Brief:
Without further comment, state how many lines in the listing below contain the word "woman".

Input:
───

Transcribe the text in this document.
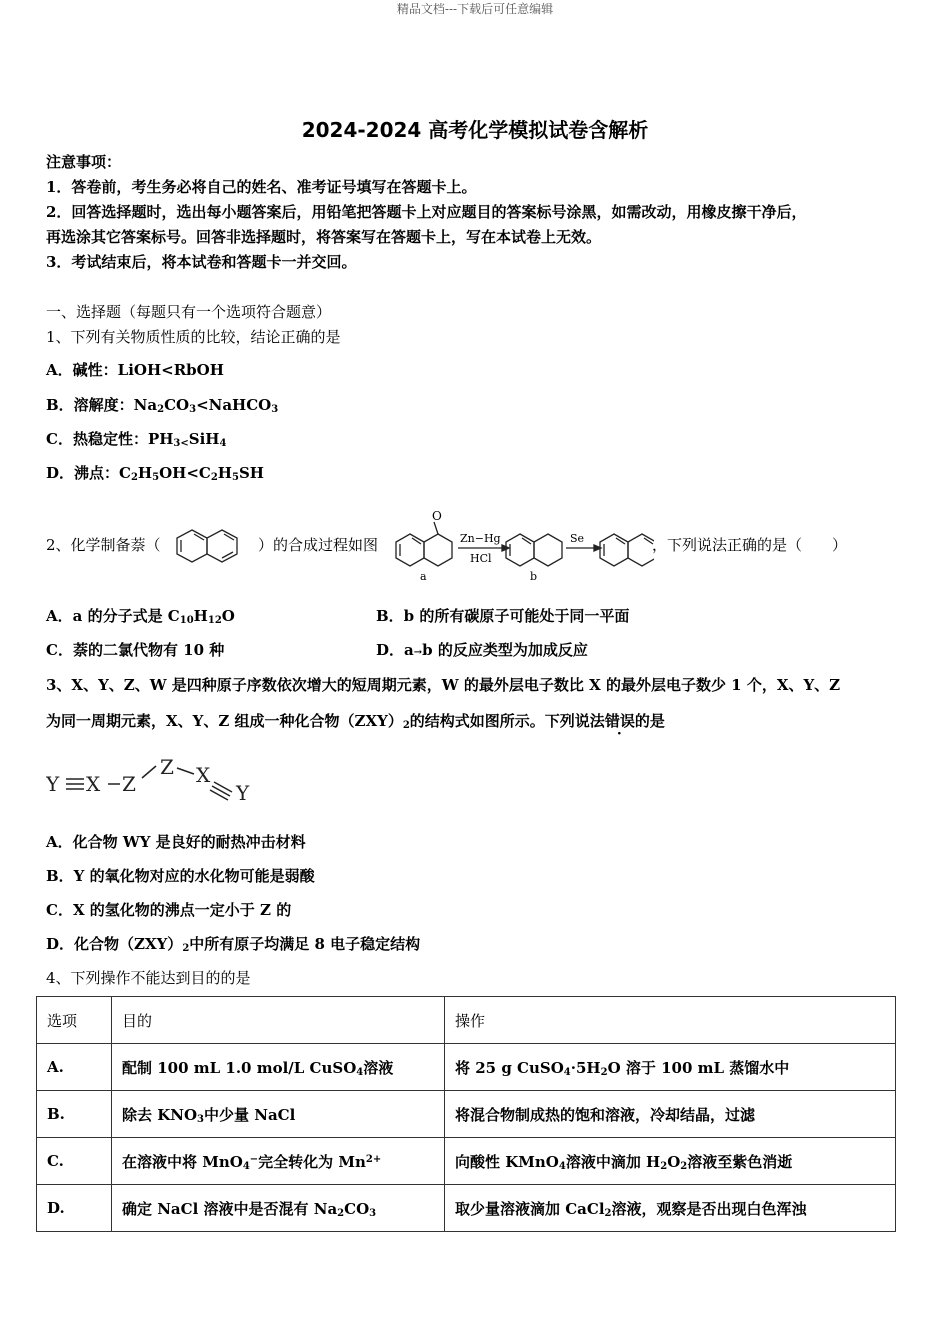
精品文档---下载后可任意编辑
2024-2024 高考化学模拟试卷含解析
注意事项：
1．答卷前，考生务必将自己的姓名、准考证号填写在答题卡上。
2．回答选择题时，选出每小题答案后，用铅笔把答题卡上对应题目的答案标号涂黑，如需改动，用橡皮擦干净后，
再选涂其它答案标号。回答非选择题时，将答案写在答题卡上，写在本试卷上无效。
3．考试结束后，将本试卷和答题卡一并交回。
一、选择题（每题只有一个选项符合题意）
1、下列有关物质性质的比较，结论正确的是
A．碱性：LiOH<RbOH
B．溶解度：$Na_2CO_3<NaHCO_3$
C．热稳定性：$PH_{3<}SiH_4$
D．沸点：$C_2H_5OH<C_2H_5SH$
2、化学制备萘（	）的合成过程如图
O
Zn−Hg
HCl
Se
a	b
，下列说法正确的是（　　）
A．a 的分子式是 $C_{10}H_{12}O$	B．b 的所有碳原子可能处于同一平面
C．萘的二氯代物有 10 种	D．a→b 的反应类型为加成反应
3、X、Y、Z、W 是四种原子序数依次增大的短周期元素，W 的最外层电子数比 X 的最外层电子数少 1 个，X、Y、Z
为同一周期元素，X、Y、Z 组成一种化合物$(ZXY)_2$的结构式如图所示。下列说法错误的是
Y X Z
Z X
Y
A．化合物 WY 是良好的耐热冲击材料
B．Y 的氧化物对应的水化物可能是弱酸
C．X 的氢化物的沸点一定小于 Z 的
D．化合物$(ZXY)_2$中所有原子均满足 8 电子稳定结构
4、下列操作不能达到目的的是
选项	目的	操作
A.	配制 100 mL 1.0 mol/L CuSO$_4$溶液	将 25 g $CuSO_4\cdot 5H_2O$ 溶于 100 mL 蒸馏水中
B.	除去 $KNO_3$中少量 NaCl	将混合物制成热的饱和溶液，冷却结晶，过滤
C.	在溶液中将 MnO$_4$−完全转化为 $Mn^{2+}$	向酸性 KMnO$_4$溶液中滴加 $H_2O_2$溶液至紫色消逝
D.	确定 NaCl 溶液中是否混有 $Na_2CO_3$	取少量溶液滴加 CaCl$_2$溶液，观察是否出现白色浑浊
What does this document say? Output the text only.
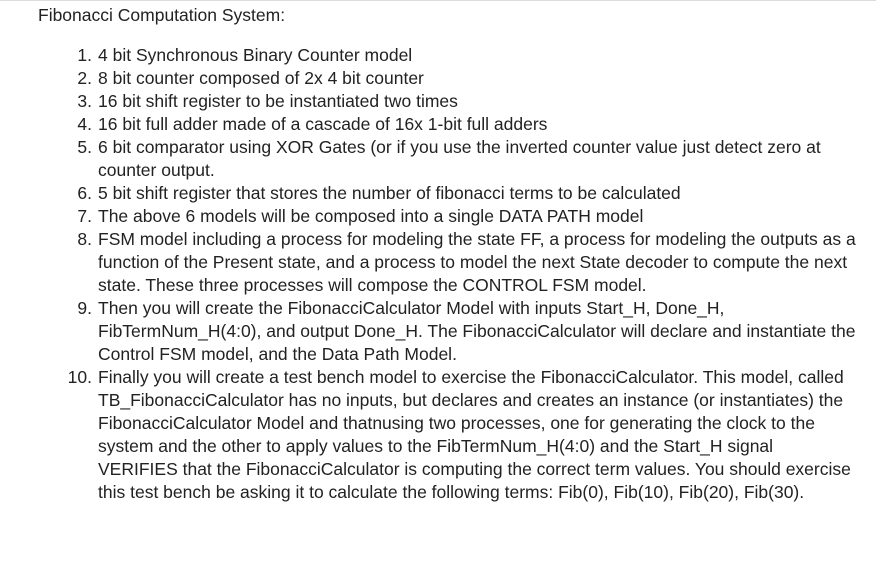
Fibonacci Computation System:
1. 4 bit Synchronous Binary Counter model
2. 8 bit counter composed of 2x 4 bit counter
3. 16 bit shift register to be instantiated two times
4. 16 bit full adder made of a cascade of 16x 1-bit full adders
5. 6 bit comparator using XOR Gates (or if you use the inverted counter value just detect zero at counter output.
6. 5 bit shift register that stores the number of fibonacci terms to be calculated
7. The above 6 models will be composed into a single DATA PATH model
8. FSM model including a process for modeling the state FF, a process for modeling the outputs as a function of the Present state, and a process to model the next State decoder to compute the next state. These three processes will compose the CONTROL FSM model.
9. Then you will create the FibonacciCalculator Model with inputs Start_H, Done_H, FibTermNum_H(4:0), and output Done_H. The FibonacciCalculator will declare and instantiate the Control FSM model, and the Data Path Model.
10. Finally you will create a test bench model to exercise the FibonacciCalculator. This model, called TB_FibonacciCalculator has no inputs, but declares and creates an instance (or instantiates) the FibonacciCalculator Model and thatnusing two processes, one for generating the clock to the system and the other to apply values to the FibTermNum_H(4:0) and the Start_H signal VERIFIES that the FibonacciCalculator is computing the correct term values. You should exercise this test bench be asking it to calculate the following terms: Fib(0), Fib(10), Fib(20), Fib(30).
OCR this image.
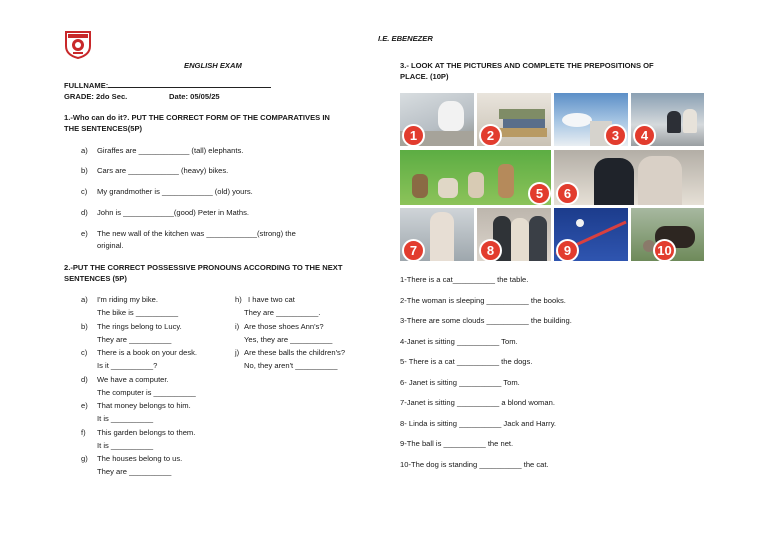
I.E. EBENEZER
ENGLISH EXAM
FULLNAME:
GRADE: 2do Sec.	Date: 05/05/25
1.-Who can do it?. PUT THE CORRECT FORM OF THE COMPARATIVES IN
THE SENTENCES(5P)
a) Giraffes are ____________ (tall) elephants.
b) Cars are ____________ (heavy) bikes.
c) My grandmother is ____________ (old) yours.
d) John is ____________(good) Peter in Maths.
e) The new wall of the kitchen was ____________(strong) the
original.
2.-PUT THE CORRECT POSSESSIVE PRONOUNS ACCORDING TO THE NEXT
SENTENCES (5P)
a) I'm riding my bike.
The bike is __________
b) The rings belong to Lucy.
They are __________
c) There is a book on your desk.
Is it __________?
d) We have a computer.
The computer is __________
e) That money belongs to him.
It is __________
f) This garden belongs to them.
It is __________
g) The houses belong to us.
They are __________
h) I have two cat
They are __________.
i) Are those shoes Ann's?
Yes, they are __________
j) Are these balls the children's?
No, they aren't __________
3.- LOOK AT THE PICTURES AND COMPLETE THE PREPOSITIONS OF
PLACE. (10P)
1	2	3	4
5	6
7	8	9	10
1-There is a cat__________ the table.
2-The woman is sleeping __________ the books.
3-There are some clouds __________ the building.
4-Janet is sitting __________ Tom.
5- There is a cat __________ the dogs.
6- Janet is sitting __________ Tom.
7-Janet is sitting __________ a blond woman.
8- Linda is sitting __________ Jack and Harry.
9-The ball is __________ the net.
10-The dog is standing __________ the cat.
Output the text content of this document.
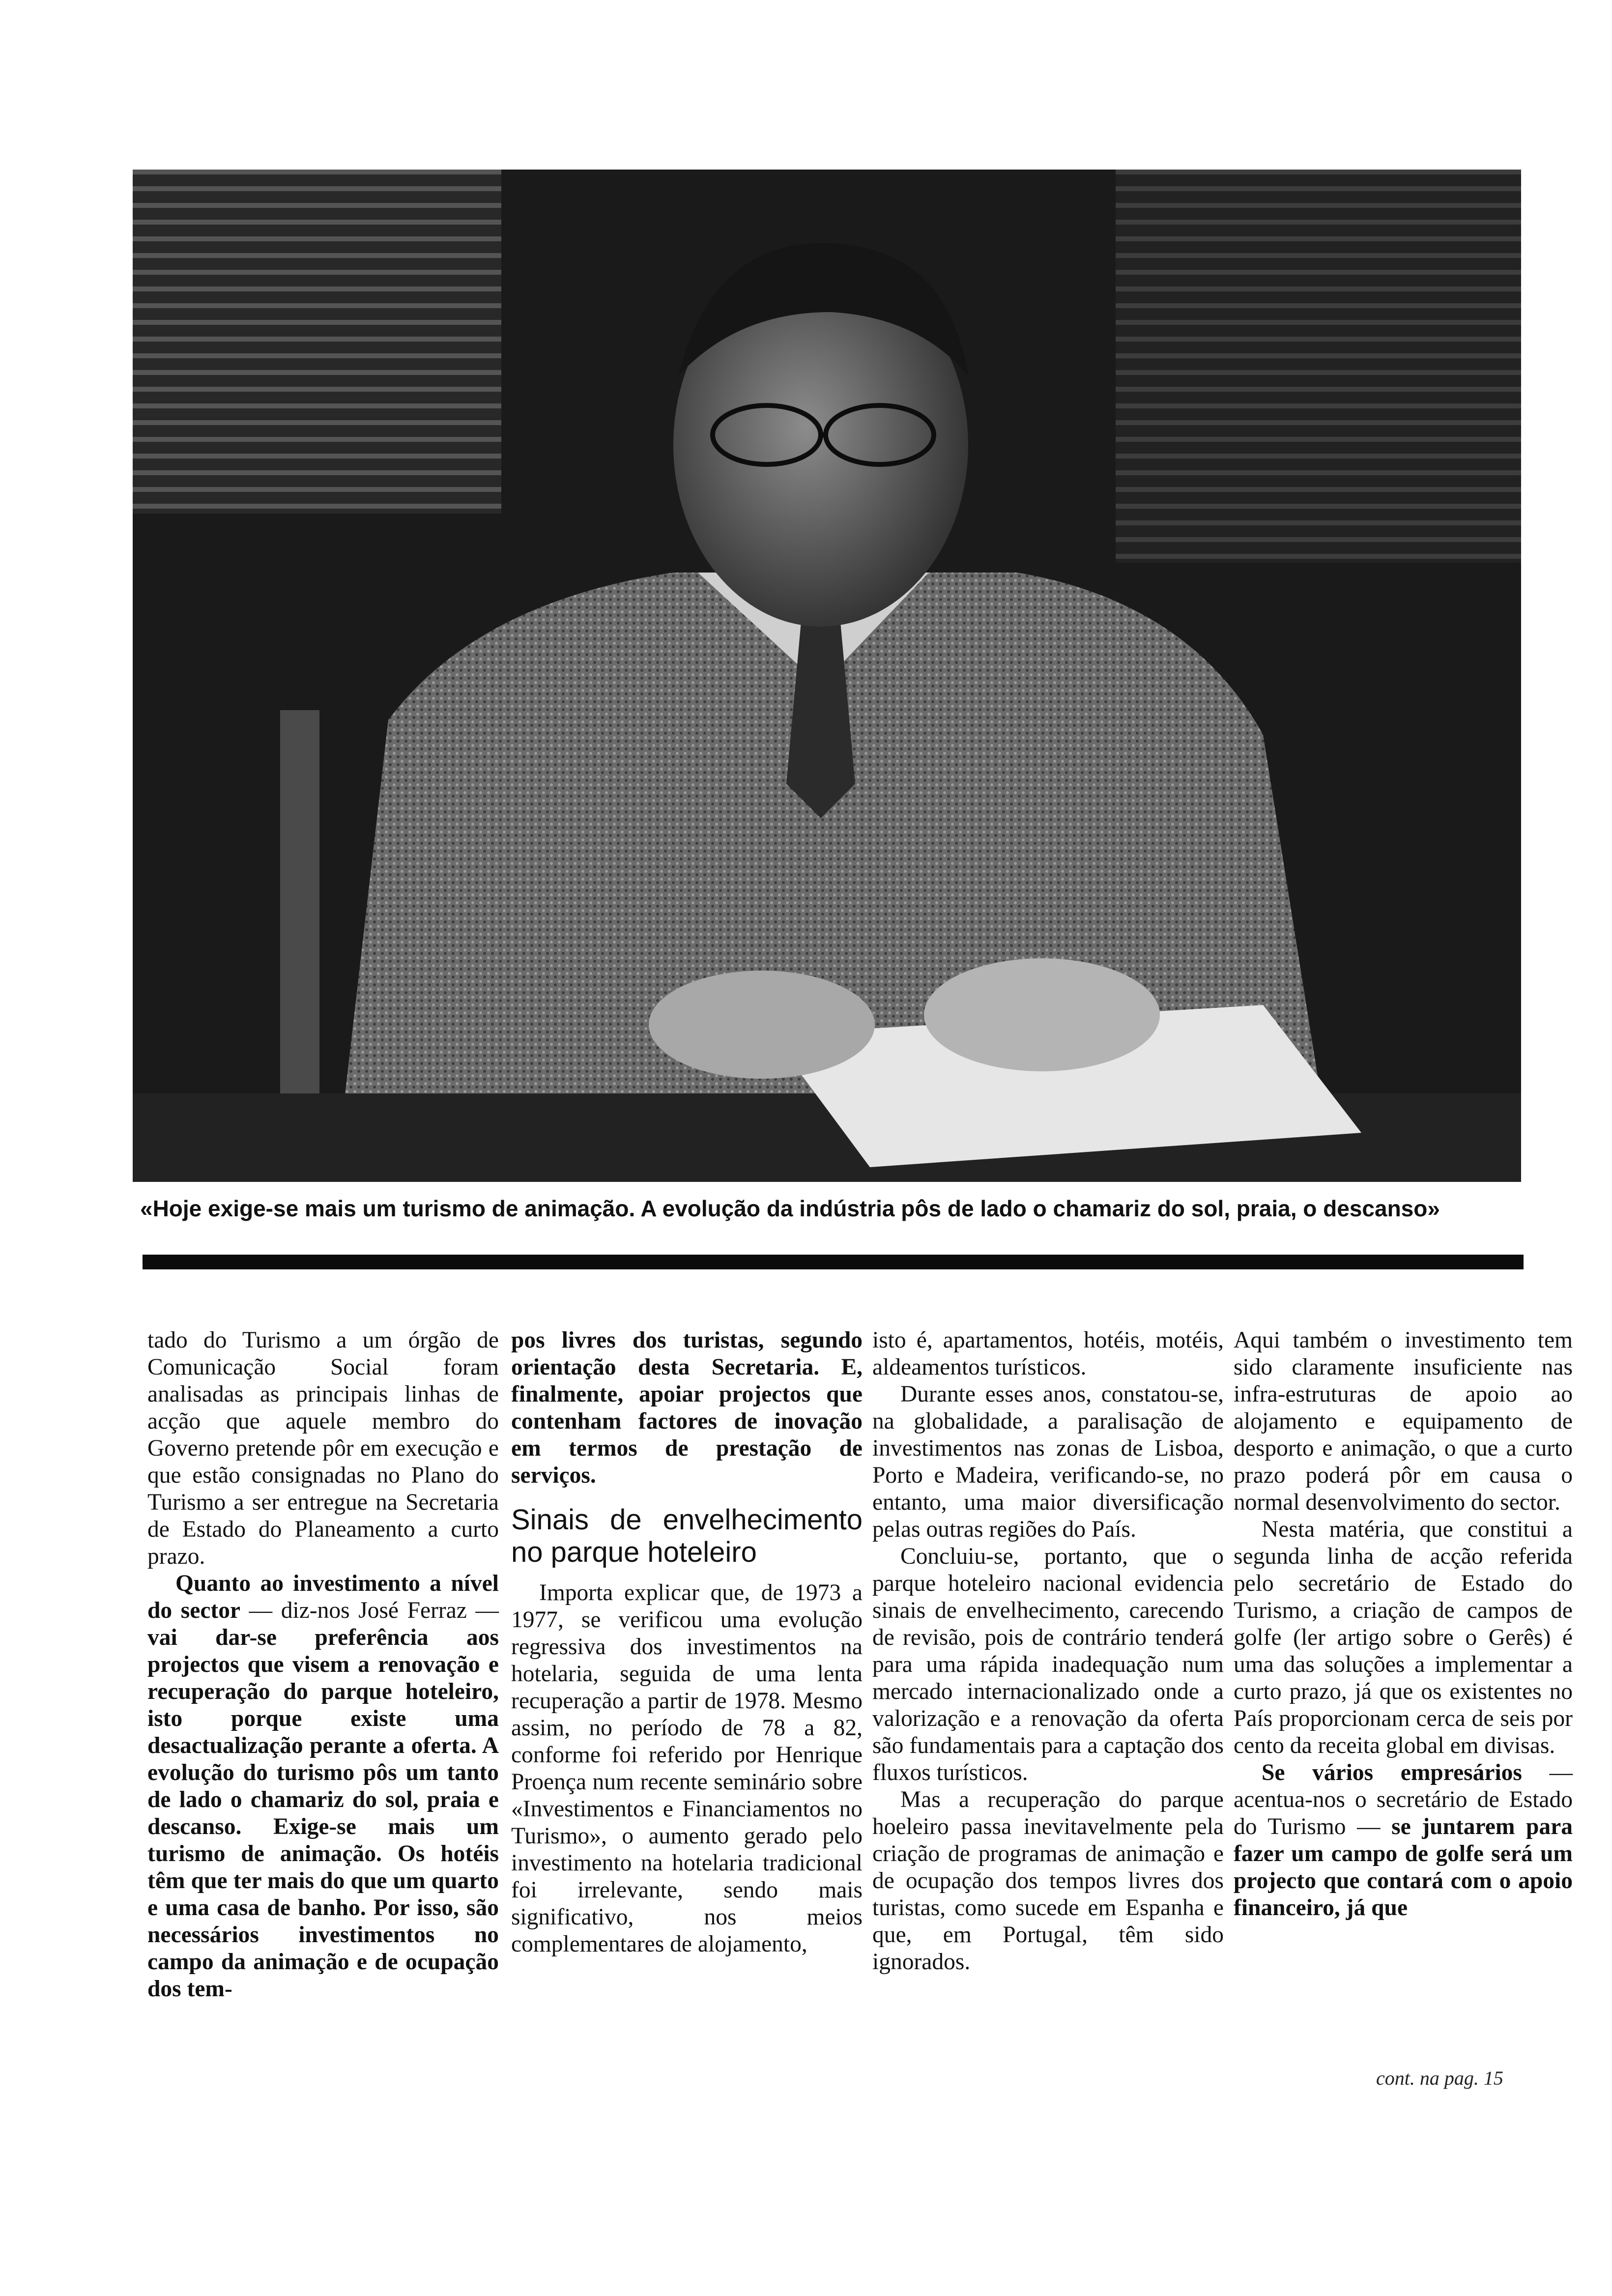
«Hoje exige-se mais um turismo de animação. A evolução da indústria pôs de lado o chamariz do sol, praia, o descanso»

tado do Turismo a um órgão de Comunicação Social foram analisadas as principais linhas de acção que aquele membro do Governo pretende pôr em execução e que estão consignadas no Plano do Turismo a ser entregue na Secretaria de Estado do Planeamento a curto prazo.

Quanto ao investimento a nível do sector — diz-nos José Ferraz — vai dar-se preferência aos projectos que visem a renovação e recuperação do parque hoteleiro, isto porque existe uma desactualização perante a oferta. A evolução do turismo pôs um tanto de lado o chamariz do sol, praia e descanso. Exige-se mais um turismo de animação. Os hotéis têm que ter mais do que um quarto e uma casa de banho. Por isso, são necessários investimentos no campo da animação e de ocupação dos tem-

pos livres dos turistas, segundo orientação desta Secretaria. E, finalmente, apoiar projectos que contenham factores de inovação em termos de prestação de serviços.

Sinais de envelhecimento no parque hoteleiro

Importa explicar que, de 1973 a 1977, se verificou uma evolução regressiva dos investimentos na hotelaria, seguida de uma lenta recuperação a partir de 1978. Mesmo assim, no período de 78 a 82, conforme foi referido por Henrique Proença num recente seminário sobre «Investimentos e Financiamentos no Turismo», o aumento gerado pelo investimento na hotelaria tradicional foi irrelevante, sendo mais significativo, nos meios complementares de alojamento,

isto é, apartamentos, hotéis, motéis, aldeamentos turísticos.

Durante esses anos, constatou-se, na globalidade, a paralisação de investimentos nas zonas de Lisboa, Porto e Madeira, verificando-se, no entanto, uma maior diversificação pelas outras regiões do País.

Concluiu-se, portanto, que o parque hoteleiro nacional evidencia sinais de envelhecimento, carecendo de revisão, pois de contrário tenderá para uma rápida inadequação num mercado internacionalizado onde a valorização e a renovação da oferta são fundamentais para a captação dos fluxos turísticos.

Mas a recuperação do parque hoeleiro passa inevitavelmente pela criação de programas de animação e de ocupação dos tempos livres dos turistas, como sucede em Espanha e que, em Portugal, têm sido ignorados.

Aqui também o investimento tem sido claramente insuficiente nas infra-estruturas de apoio ao alojamento e equipamento de desporto e animação, o que a curto prazo poderá pôr em causa o normal desenvolvimento do sector.

Nesta matéria, que constitui a segunda linha de acção referida pelo secretário de Estado do Turismo, a criação de campos de golfe (ler artigo sobre o Gerês) é uma das soluções a implementar a curto prazo, já que os existentes no País proporcionam cerca de seis por cento da receita global em divisas.

Se vários empresários — acentua-nos o secretário de Estado do Turismo — se juntarem para fazer um campo de golfe será um projecto que contará com o apoio financeiro, já que

cont. na pag. 15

───

Solution for this task:
2